Work to complete.
Repeat the records below exactly, leaving out every picture.

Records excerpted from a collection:
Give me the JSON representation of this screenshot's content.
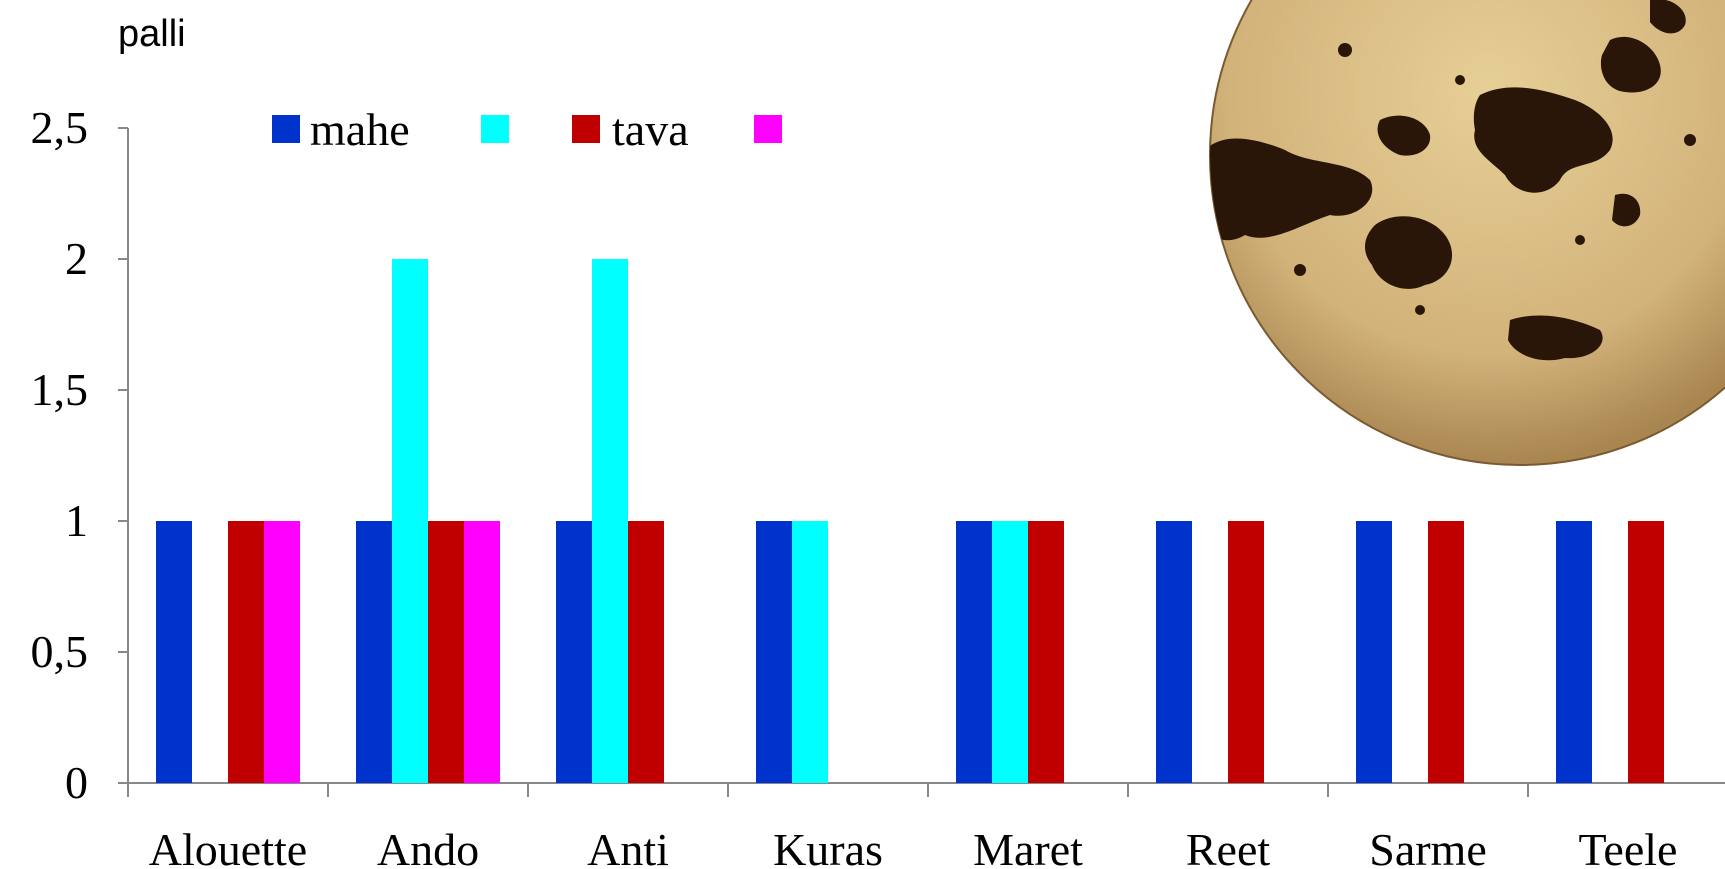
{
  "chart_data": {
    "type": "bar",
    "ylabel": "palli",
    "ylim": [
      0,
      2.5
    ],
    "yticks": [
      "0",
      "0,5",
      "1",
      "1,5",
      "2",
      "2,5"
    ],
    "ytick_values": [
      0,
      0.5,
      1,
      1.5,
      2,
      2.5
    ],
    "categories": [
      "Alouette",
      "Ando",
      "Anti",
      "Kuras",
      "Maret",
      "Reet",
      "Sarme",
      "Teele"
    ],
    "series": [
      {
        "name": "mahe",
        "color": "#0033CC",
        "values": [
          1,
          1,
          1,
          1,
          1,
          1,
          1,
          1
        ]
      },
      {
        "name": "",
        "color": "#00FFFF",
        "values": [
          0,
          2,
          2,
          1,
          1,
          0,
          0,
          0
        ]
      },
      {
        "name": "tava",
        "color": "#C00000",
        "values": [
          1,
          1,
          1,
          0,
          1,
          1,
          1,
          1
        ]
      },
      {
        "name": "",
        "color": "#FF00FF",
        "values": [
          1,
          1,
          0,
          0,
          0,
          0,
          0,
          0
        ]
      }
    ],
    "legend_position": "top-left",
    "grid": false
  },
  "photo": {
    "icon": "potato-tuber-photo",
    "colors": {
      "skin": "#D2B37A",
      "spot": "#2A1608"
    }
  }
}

Task result.
Give me the JSON representation of this screenshot's content.
{
  "chart_data": {
    "type": "bar",
    "ylabel": "palli",
    "ylim": [
      0,
      2.5
    ],
    "yticks": [
      "0",
      "0,5",
      "1",
      "1,5",
      "2",
      "2,5"
    ],
    "ytick_values": [
      0,
      0.5,
      1,
      1.5,
      2,
      2.5
    ],
    "categories": [
      "Alouette",
      "Ando",
      "Anti",
      "Kuras",
      "Maret",
      "Reet",
      "Sarme",
      "Teele"
    ],
    "series": [
      {
        "name": "mahe",
        "color": "#0033CC",
        "values": [
          1,
          1,
          1,
          1,
          1,
          1,
          1,
          1
        ]
      },
      {
        "name": "",
        "color": "#00FFFF",
        "values": [
          0,
          2,
          2,
          1,
          1,
          0,
          0,
          0
        ]
      },
      {
        "name": "tava",
        "color": "#C00000",
        "values": [
          1,
          1,
          1,
          0,
          1,
          1,
          1,
          1
        ]
      },
      {
        "name": "",
        "color": "#FF00FF",
        "values": [
          1,
          1,
          0,
          0,
          0,
          0,
          0,
          0
        ]
      }
    ],
    "legend_position": "top-left",
    "grid": false
  },
  "photo": {
    "icon": "potato-tuber-photo",
    "colors": {
      "skin": "#D2B37A",
      "spot": "#2A1608"
    }
  }
}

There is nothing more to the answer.